**YOUR TASK:** From the listing below, pull out the lines that hold "peuvent".

**RAW RECORDS:**
━━━━━━
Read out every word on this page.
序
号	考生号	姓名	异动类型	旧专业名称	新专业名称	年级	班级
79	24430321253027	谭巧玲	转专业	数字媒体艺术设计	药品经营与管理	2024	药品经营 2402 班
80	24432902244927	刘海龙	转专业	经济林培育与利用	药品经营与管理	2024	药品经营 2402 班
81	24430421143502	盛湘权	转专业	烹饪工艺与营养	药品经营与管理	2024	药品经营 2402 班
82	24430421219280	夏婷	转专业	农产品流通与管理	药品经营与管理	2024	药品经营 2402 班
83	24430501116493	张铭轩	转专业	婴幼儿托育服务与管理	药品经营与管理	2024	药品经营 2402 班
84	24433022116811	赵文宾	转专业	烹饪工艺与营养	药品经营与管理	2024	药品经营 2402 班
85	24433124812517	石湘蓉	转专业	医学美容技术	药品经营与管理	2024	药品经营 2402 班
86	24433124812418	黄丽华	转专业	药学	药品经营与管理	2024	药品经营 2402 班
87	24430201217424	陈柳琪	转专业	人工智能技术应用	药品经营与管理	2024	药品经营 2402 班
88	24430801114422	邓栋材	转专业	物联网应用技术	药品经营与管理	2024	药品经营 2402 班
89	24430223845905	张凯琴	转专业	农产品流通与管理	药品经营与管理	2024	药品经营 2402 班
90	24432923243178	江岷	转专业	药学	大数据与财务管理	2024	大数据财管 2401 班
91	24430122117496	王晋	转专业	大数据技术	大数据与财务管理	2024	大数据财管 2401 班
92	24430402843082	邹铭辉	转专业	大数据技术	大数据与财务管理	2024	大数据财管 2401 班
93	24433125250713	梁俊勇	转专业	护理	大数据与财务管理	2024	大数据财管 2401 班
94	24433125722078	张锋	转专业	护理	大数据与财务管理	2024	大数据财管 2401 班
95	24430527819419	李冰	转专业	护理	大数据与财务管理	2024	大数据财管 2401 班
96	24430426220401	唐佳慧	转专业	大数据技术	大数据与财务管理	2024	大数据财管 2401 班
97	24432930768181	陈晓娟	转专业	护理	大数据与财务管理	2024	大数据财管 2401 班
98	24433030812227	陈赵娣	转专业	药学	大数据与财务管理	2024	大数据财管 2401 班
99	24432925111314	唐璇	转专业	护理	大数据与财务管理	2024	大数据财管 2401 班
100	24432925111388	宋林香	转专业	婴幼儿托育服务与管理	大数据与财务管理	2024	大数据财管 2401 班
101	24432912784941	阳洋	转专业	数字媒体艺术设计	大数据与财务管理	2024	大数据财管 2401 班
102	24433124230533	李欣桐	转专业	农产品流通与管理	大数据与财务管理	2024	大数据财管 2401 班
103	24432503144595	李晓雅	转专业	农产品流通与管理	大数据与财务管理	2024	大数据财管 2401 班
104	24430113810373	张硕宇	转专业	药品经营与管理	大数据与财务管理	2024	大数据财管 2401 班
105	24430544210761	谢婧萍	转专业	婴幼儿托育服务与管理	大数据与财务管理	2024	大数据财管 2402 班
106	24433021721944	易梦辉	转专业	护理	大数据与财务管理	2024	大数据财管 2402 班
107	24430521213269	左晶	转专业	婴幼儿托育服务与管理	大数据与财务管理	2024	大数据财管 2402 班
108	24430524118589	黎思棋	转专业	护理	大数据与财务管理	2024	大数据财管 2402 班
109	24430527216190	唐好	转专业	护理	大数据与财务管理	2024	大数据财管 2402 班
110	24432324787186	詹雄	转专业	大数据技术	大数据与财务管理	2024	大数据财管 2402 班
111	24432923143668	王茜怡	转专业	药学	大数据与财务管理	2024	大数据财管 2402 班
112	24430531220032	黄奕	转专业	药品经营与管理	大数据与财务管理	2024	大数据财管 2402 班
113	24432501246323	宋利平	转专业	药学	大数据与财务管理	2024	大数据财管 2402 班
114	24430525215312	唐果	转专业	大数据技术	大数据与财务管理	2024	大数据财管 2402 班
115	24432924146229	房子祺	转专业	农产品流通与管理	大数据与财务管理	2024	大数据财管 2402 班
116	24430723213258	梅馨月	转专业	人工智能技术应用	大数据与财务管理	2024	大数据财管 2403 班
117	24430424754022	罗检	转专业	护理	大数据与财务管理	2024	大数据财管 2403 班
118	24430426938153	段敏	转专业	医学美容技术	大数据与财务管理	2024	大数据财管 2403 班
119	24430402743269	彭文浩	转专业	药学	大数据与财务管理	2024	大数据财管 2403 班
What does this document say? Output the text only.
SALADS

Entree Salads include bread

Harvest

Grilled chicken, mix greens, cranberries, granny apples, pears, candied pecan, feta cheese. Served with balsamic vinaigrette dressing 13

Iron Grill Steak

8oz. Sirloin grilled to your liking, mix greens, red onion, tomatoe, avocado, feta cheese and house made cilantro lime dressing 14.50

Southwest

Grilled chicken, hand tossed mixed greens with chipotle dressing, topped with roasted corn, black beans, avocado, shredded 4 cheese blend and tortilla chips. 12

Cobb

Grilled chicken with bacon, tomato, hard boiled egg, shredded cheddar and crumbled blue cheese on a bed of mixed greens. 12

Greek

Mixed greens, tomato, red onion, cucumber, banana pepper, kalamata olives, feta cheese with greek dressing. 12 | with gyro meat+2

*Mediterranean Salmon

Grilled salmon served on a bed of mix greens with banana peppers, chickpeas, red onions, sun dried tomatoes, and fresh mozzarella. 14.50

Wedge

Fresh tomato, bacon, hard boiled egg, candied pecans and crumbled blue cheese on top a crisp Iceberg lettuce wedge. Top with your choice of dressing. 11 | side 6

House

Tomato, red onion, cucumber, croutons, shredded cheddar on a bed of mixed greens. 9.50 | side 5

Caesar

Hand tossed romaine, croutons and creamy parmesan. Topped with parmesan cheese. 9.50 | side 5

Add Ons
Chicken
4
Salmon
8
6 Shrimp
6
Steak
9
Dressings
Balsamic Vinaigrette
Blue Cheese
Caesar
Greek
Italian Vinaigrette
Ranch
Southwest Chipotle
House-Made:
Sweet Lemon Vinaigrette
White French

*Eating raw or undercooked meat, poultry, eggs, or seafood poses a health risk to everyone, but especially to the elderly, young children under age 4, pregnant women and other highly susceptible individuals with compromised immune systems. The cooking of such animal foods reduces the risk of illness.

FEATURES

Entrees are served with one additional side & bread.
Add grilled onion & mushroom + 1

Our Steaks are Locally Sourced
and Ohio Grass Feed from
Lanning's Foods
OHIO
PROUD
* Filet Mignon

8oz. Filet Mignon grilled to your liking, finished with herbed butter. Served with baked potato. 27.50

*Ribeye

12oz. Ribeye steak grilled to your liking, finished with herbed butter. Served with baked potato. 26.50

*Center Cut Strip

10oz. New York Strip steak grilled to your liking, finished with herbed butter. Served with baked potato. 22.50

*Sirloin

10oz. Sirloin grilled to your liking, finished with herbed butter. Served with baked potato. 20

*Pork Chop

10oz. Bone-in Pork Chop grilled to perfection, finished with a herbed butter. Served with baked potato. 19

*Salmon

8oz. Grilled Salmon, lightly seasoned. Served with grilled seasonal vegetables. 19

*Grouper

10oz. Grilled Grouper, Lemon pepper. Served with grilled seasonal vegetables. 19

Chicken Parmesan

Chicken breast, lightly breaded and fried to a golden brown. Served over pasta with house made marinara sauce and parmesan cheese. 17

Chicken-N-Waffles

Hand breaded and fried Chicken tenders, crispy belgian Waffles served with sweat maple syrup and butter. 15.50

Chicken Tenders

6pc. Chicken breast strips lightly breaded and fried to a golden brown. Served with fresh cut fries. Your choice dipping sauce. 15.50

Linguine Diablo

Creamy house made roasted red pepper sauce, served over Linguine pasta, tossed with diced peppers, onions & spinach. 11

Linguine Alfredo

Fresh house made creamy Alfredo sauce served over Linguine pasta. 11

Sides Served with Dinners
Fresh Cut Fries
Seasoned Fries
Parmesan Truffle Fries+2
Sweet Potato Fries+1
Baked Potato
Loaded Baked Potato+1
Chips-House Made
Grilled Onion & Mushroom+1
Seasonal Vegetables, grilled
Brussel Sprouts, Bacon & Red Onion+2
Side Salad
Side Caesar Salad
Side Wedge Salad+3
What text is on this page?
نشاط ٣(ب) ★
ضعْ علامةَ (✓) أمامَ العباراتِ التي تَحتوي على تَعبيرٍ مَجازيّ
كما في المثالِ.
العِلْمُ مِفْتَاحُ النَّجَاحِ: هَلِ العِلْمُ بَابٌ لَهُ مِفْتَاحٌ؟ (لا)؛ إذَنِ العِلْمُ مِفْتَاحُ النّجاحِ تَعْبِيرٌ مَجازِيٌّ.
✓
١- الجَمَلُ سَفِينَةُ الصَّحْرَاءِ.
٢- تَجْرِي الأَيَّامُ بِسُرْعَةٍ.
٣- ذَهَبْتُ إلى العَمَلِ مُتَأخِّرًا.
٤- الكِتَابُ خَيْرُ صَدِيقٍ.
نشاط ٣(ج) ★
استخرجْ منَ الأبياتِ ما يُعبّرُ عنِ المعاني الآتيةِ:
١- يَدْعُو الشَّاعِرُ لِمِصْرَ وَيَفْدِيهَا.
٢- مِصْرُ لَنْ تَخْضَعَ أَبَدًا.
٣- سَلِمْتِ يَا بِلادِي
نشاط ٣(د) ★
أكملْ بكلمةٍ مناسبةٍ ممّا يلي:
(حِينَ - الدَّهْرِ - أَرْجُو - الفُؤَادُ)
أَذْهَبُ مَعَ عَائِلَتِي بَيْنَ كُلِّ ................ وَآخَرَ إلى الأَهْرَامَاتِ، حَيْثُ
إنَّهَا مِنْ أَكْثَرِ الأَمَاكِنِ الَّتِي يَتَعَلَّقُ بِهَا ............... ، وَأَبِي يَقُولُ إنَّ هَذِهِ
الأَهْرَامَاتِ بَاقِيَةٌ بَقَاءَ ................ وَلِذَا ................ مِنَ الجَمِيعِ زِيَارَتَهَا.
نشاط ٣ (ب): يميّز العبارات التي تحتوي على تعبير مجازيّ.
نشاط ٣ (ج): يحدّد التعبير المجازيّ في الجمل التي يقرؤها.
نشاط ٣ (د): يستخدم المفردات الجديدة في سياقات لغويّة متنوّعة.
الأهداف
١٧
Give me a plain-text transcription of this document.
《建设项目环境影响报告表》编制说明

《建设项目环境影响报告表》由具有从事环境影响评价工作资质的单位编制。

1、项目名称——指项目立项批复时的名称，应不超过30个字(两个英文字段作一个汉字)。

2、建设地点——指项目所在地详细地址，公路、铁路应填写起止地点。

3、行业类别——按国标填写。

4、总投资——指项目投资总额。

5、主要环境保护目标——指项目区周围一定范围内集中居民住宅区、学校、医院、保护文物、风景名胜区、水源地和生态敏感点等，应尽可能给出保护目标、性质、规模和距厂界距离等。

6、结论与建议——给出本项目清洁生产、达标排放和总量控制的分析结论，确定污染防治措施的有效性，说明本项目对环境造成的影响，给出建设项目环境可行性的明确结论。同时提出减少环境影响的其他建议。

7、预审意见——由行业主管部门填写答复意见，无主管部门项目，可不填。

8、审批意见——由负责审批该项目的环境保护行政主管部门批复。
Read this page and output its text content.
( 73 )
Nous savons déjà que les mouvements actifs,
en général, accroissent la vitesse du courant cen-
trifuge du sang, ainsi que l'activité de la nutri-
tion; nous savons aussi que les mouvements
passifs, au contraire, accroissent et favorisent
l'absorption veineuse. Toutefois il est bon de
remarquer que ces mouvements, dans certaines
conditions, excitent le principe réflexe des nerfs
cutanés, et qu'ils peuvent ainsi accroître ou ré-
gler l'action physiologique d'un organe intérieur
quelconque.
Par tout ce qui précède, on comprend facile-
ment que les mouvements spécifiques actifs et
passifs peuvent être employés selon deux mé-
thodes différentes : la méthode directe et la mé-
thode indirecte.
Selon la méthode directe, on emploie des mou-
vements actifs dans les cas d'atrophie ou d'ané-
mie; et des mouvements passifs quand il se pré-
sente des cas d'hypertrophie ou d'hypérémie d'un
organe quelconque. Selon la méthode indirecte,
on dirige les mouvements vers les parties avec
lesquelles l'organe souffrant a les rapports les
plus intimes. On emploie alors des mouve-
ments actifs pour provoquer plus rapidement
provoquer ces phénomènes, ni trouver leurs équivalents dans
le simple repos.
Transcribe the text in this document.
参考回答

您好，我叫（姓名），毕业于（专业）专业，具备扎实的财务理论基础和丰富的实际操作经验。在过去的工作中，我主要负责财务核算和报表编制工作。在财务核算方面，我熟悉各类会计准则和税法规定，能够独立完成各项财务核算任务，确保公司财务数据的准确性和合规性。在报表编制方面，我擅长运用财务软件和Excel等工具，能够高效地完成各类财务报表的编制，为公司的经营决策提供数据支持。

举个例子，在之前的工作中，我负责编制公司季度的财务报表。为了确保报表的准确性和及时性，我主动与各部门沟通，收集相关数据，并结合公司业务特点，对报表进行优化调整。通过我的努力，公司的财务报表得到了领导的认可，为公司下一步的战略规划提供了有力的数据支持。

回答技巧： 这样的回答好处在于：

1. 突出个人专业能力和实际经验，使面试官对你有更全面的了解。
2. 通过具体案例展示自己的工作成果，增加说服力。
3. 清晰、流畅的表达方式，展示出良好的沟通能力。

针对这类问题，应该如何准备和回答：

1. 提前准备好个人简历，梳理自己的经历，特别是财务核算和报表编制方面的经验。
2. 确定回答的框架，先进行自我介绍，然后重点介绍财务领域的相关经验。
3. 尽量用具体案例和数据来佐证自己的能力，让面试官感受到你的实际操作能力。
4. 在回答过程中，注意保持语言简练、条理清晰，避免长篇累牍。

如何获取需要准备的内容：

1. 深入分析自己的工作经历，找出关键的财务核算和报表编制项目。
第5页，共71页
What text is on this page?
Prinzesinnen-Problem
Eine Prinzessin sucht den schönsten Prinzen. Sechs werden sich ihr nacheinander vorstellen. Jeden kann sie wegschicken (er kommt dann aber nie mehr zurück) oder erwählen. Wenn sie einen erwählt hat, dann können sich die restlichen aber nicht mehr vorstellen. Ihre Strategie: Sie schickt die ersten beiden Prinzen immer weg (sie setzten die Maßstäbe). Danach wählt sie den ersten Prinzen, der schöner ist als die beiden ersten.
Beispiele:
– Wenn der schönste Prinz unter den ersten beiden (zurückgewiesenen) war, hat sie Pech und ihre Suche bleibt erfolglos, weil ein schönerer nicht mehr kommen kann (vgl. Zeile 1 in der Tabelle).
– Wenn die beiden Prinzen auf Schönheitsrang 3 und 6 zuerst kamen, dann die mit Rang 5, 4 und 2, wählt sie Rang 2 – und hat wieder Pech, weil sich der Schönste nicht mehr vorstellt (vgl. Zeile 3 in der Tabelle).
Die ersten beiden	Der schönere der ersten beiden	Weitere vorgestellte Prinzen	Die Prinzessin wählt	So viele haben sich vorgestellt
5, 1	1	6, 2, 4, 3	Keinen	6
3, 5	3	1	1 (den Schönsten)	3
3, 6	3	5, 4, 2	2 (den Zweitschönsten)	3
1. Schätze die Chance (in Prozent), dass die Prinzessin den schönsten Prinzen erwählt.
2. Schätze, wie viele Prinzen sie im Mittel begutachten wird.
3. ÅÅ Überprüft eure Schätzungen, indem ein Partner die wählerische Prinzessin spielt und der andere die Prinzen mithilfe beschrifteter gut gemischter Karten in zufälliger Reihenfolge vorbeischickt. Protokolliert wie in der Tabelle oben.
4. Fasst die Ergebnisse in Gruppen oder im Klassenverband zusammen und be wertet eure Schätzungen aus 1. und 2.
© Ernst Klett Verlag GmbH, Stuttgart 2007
━━━━━━
**TASK OUTPUT:**
cutanés, et qu'ils peuvent ainsi accroître ou ré-
passifs peuvent être employés selon deux mé-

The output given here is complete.